Work out how many lines in the entries below include the word "ProRealTime". Give nothing but the number.

▶ **Chart and figure data**
## begin
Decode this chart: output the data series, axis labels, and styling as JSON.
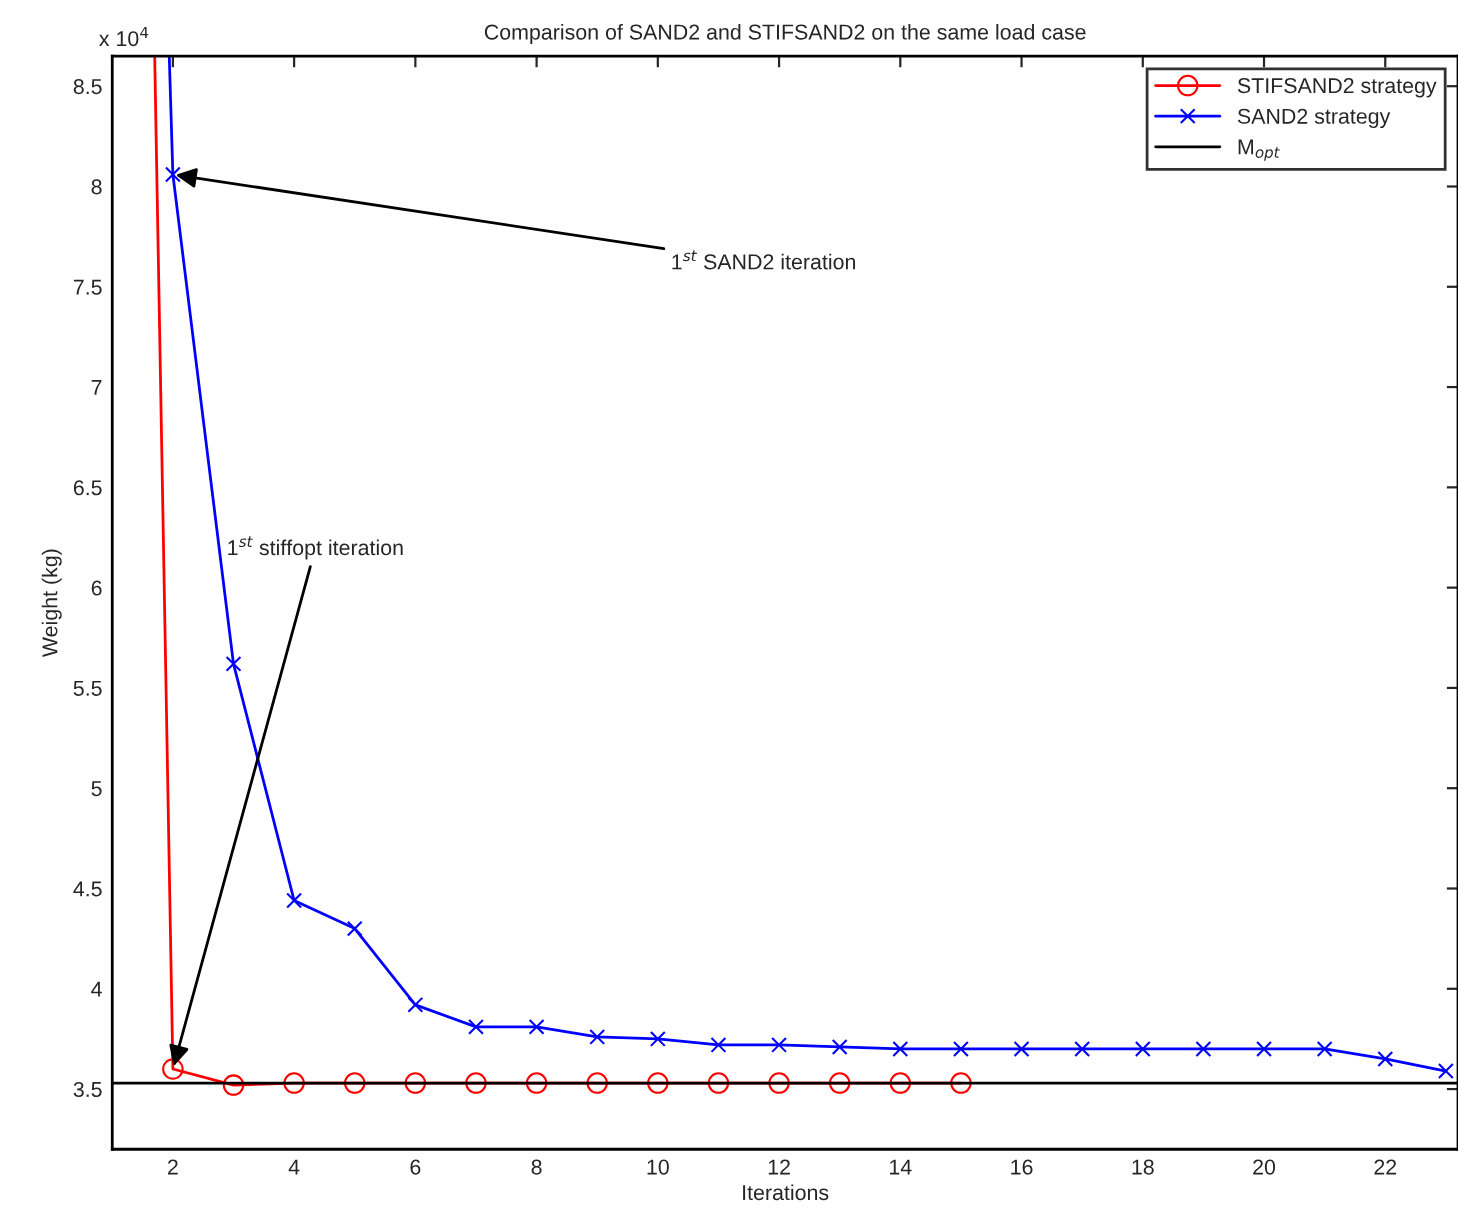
{
  "chart_data": {
    "type": "line",
    "title": "Comparison of SAND2 and STIFSAND2 on the same load case",
    "xlabel": "Iterations",
    "ylabel": "Weight (kg)",
    "xlim": [
      1,
      23.2
    ],
    "xticks": [
      2,
      4,
      6,
      8,
      10,
      12,
      14,
      16,
      18,
      20,
      22
    ],
    "ylim": [
      3.2,
      8.65
    ],
    "yticks": [
      3.5,
      4,
      4.5,
      5,
      5.5,
      6,
      6.5,
      7,
      7.5,
      8,
      8.5
    ],
    "series": [
      {
        "name": "STIFSAND2 strategy",
        "color": "#ff0000",
        "marker": "circle",
        "x": [
          1.7,
          2,
          3,
          4,
          5,
          6,
          7,
          8,
          9,
          10,
          11,
          12,
          13,
          14,
          15
        ],
        "values": [
          8.65,
          3.6,
          3.52,
          3.53,
          3.53,
          3.53,
          3.53,
          3.53,
          3.53,
          3.53,
          3.53,
          3.53,
          3.53,
          3.53,
          3.53
        ]
      },
      {
        "name": "SAND2 strategy",
        "color": "#0000ff",
        "marker": "cross",
        "x": [
          1.94,
          2,
          3,
          4,
          5,
          6,
          7,
          8,
          9,
          10,
          11,
          12,
          13,
          14,
          15,
          16,
          17,
          18,
          19,
          20,
          21,
          22,
          23
        ],
        "values": [
          8.65,
          8.06,
          5.62,
          4.44,
          4.3,
          3.92,
          3.81,
          3.81,
          3.76,
          3.75,
          3.72,
          3.72,
          3.71,
          3.7,
          3.7,
          3.7,
          3.7,
          3.7,
          3.7,
          3.7,
          3.7,
          3.65,
          3.59
        ]
      }
    ],
    "ref_lines": [
      {
        "axis": "y",
        "value": 3.53,
        "label": "M$_{opt}$",
        "color": "#000000"
      }
    ],
    "annotations": [
      "x 10$^{4}$",
      {
        "text": "1$^{st}$ SAND2 iteration",
        "x": 2,
        "y": 8.06
      },
      {
        "text": "1$^{st}$ stiffopt iteration",
        "x": 2,
        "y": 3.6
      }
    ],
    "legend": "top right",
    "grid": false
  }
}
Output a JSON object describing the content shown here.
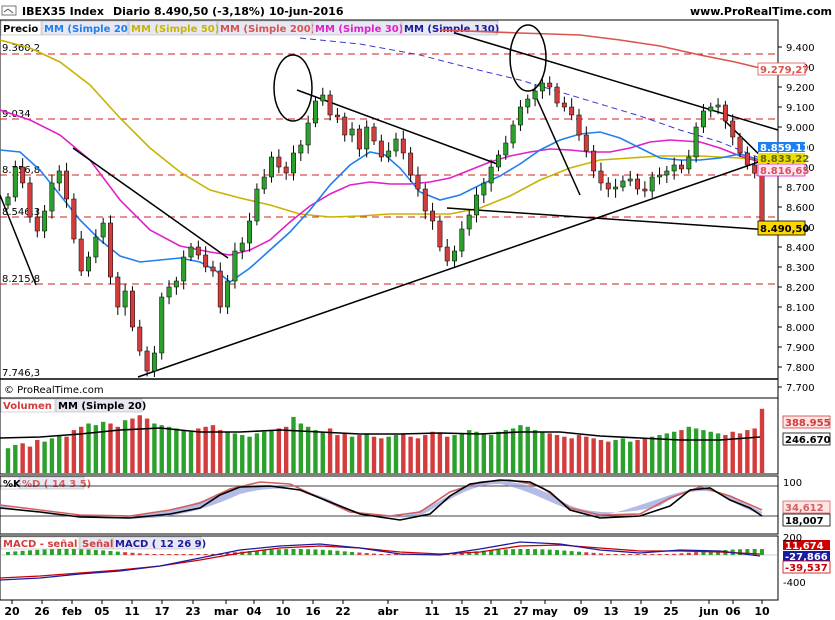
{
  "header": {
    "instrument": "IBEX35 Index",
    "period": "Diario",
    "last": "8.490,50 (-3,18%)",
    "date": "10-jun-2016",
    "brand": "www.ProRealTime.com",
    "copyright": "© ProRealTime.com"
  },
  "legend": {
    "price": "Precio",
    "ma20": "MM (Simple 20)",
    "ma50": "MM (Simple 50)",
    "ma200": "MM (Simple 200)",
    "ma30": "MM (Simple 30)",
    "ma130": "MM (Simple 130)",
    "volume": "Volumen",
    "volume_ma": "MM (Simple 20)",
    "stoch_k": "%K",
    "stoch_d": "%D ( 14 3 5)",
    "macd_signal": "MACD - señal",
    "macd_signal2": "Señal",
    "macd": "MACD ( 12 26 9)"
  },
  "colors": {
    "ma20": "#1e7ff0",
    "ma50": "#c8b400",
    "ma200": "#d9534f",
    "ma30": "#e020c8",
    "ma130": "#1b1ba0",
    "bull": "#2ca02c",
    "bear": "#d23c3c",
    "signal_line": "#cc0000",
    "stoch_d": "#d26060"
  },
  "chart_data": {
    "type": "line",
    "price_axis": {
      "ylim": [
        7700,
        9460
      ],
      "ticks": [
        "9.400",
        "9.300",
        "9.200",
        "9.100",
        "9.000",
        "8.900",
        "8.800",
        "8.700",
        "8.600",
        "8.500",
        "8.400",
        "8.300",
        "8.200",
        "8.100",
        "8.000",
        "7.900",
        "7.800",
        "7.700"
      ]
    },
    "horizontal_levels": [
      "9.360,2",
      "9.034",
      "8.756,8",
      "8.546,3",
      "8.215,8",
      "7.746,3"
    ],
    "right_labels": {
      "ma200": "9.279,27",
      "ma20": "8.859,11",
      "ma50": "8.833,22",
      "ma30": "8.816,65",
      "last": "8.490,50",
      "volume": "388.955",
      "volume_ma": "246.670",
      "stoch_d": "34,612",
      "stoch_k": "18,007",
      "macd_signal": "11,674",
      "macd": "-27,866",
      "macd_hist": "-39,537"
    },
    "x_ticks": [
      "20",
      "26",
      "feb",
      "05",
      "11",
      "17",
      "23",
      "mar",
      "04",
      "10",
      "16",
      "22",
      "abr",
      "11",
      "15",
      "21",
      "27",
      "may",
      "09",
      "13",
      "19",
      "25",
      "jun",
      "06",
      "10"
    ],
    "stoch_axis": [
      "100",
      "0"
    ],
    "macd_axis": [
      "200",
      "-200",
      "-400"
    ],
    "closes": [
      8650,
      8800,
      8720,
      8550,
      8480,
      8580,
      8720,
      8780,
      8640,
      8440,
      8280,
      8350,
      8450,
      8520,
      8250,
      8100,
      8180,
      8000,
      7880,
      7780,
      7870,
      8150,
      8200,
      8230,
      8350,
      8400,
      8360,
      8300,
      8280,
      8100,
      8230,
      8380,
      8420,
      8530,
      8690,
      8750,
      8850,
      8800,
      8770,
      8870,
      8910,
      9020,
      9130,
      9160,
      9060,
      9050,
      8960,
      8990,
      8890,
      9000,
      8930,
      8850,
      8880,
      8940,
      8870,
      8760,
      8690,
      8580,
      8530,
      8400,
      8330,
      8380,
      8490,
      8560,
      8660,
      8720,
      8800,
      8860,
      8920,
      9010,
      9100,
      9140,
      9180,
      9220,
      9200,
      9120,
      9100,
      9060,
      8960,
      8880,
      8780,
      8720,
      8690,
      8700,
      8730,
      8740,
      8690,
      8680,
      8750,
      8760,
      8780,
      8810,
      8790,
      8850,
      9000,
      9080,
      9100,
      9110,
      9030,
      8950,
      8870,
      8810,
      8769,
      8490
    ],
    "volumes": [
      150,
      170,
      180,
      160,
      200,
      190,
      210,
      230,
      220,
      260,
      280,
      300,
      290,
      310,
      300,
      280,
      320,
      330,
      350,
      330,
      300,
      290,
      280,
      270,
      260,
      250,
      270,
      280,
      290,
      260,
      250,
      240,
      230,
      220,
      240,
      250,
      260,
      270,
      280,
      340,
      300,
      280,
      260,
      250,
      270,
      230,
      240,
      220,
      230,
      240,
      220,
      210,
      220,
      230,
      240,
      220,
      210,
      230,
      250,
      240,
      220,
      230,
      240,
      260,
      250,
      240,
      230,
      250,
      260,
      270,
      290,
      280,
      260,
      250,
      240,
      230,
      220,
      210,
      230,
      220,
      210,
      200,
      190,
      200,
      210,
      190,
      200,
      210,
      220,
      230,
      240,
      250,
      260,
      280,
      270,
      260,
      250,
      240,
      230,
      250,
      240,
      260,
      270,
      389
    ]
  }
}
## end
▶ **RESULT FOR THIS EXERCISE**
2